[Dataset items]
= = = =

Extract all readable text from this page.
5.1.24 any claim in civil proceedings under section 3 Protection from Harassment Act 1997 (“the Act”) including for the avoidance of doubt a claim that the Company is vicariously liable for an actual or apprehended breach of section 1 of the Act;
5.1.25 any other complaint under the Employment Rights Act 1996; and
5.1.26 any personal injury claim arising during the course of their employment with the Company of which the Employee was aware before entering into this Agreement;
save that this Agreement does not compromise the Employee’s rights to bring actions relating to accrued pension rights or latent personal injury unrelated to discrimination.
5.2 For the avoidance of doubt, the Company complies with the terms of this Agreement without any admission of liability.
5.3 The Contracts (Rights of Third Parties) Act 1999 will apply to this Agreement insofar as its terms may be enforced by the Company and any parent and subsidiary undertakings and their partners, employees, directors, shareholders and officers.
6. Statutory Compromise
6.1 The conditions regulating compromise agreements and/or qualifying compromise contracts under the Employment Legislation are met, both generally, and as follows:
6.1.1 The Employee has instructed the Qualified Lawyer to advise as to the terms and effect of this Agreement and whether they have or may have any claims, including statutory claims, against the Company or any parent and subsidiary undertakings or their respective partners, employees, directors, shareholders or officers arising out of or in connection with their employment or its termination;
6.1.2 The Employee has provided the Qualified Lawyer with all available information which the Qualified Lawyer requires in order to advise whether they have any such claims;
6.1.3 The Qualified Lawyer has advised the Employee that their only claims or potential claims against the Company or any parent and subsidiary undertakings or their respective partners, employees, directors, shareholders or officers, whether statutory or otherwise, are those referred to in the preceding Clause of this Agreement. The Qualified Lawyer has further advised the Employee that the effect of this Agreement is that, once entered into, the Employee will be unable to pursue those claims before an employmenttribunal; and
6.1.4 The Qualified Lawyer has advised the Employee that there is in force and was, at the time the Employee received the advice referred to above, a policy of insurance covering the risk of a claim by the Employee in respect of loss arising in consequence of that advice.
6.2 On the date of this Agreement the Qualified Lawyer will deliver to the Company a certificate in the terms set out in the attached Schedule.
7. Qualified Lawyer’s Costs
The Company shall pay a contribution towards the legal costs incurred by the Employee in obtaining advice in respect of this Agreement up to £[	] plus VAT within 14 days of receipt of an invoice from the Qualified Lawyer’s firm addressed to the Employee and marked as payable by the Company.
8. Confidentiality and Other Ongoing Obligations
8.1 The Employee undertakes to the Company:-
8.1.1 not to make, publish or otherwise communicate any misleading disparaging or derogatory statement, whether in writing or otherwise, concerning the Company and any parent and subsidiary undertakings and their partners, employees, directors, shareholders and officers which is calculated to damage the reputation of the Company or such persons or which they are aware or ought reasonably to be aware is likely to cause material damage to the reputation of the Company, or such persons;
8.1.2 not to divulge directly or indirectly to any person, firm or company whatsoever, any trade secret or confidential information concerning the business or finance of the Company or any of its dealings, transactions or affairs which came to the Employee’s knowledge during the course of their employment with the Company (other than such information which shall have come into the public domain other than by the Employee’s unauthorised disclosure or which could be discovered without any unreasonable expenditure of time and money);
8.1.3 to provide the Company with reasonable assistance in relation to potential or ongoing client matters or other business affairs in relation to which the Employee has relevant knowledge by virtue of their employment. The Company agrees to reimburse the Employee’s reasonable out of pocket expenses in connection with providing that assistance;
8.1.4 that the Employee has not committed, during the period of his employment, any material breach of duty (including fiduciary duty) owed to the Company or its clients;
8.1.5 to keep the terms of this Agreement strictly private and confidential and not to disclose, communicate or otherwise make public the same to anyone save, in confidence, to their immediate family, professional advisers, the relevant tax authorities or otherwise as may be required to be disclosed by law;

= = = =

### Exercise directions
Copy out every line in the listing where the word "avoidance" appears.

### Full output
5.1.24 any claim in civil proceedings under section 3 Protection from Harassment Act 1997 (“the Act”) including for the avoidance of doubt a claim that the Company is vicariously liable for an actual or apprehended breach of section 1 of the Act;
5.2 For the avoidance of doubt, the Company complies with the terms of this Agreement without any admission of liability.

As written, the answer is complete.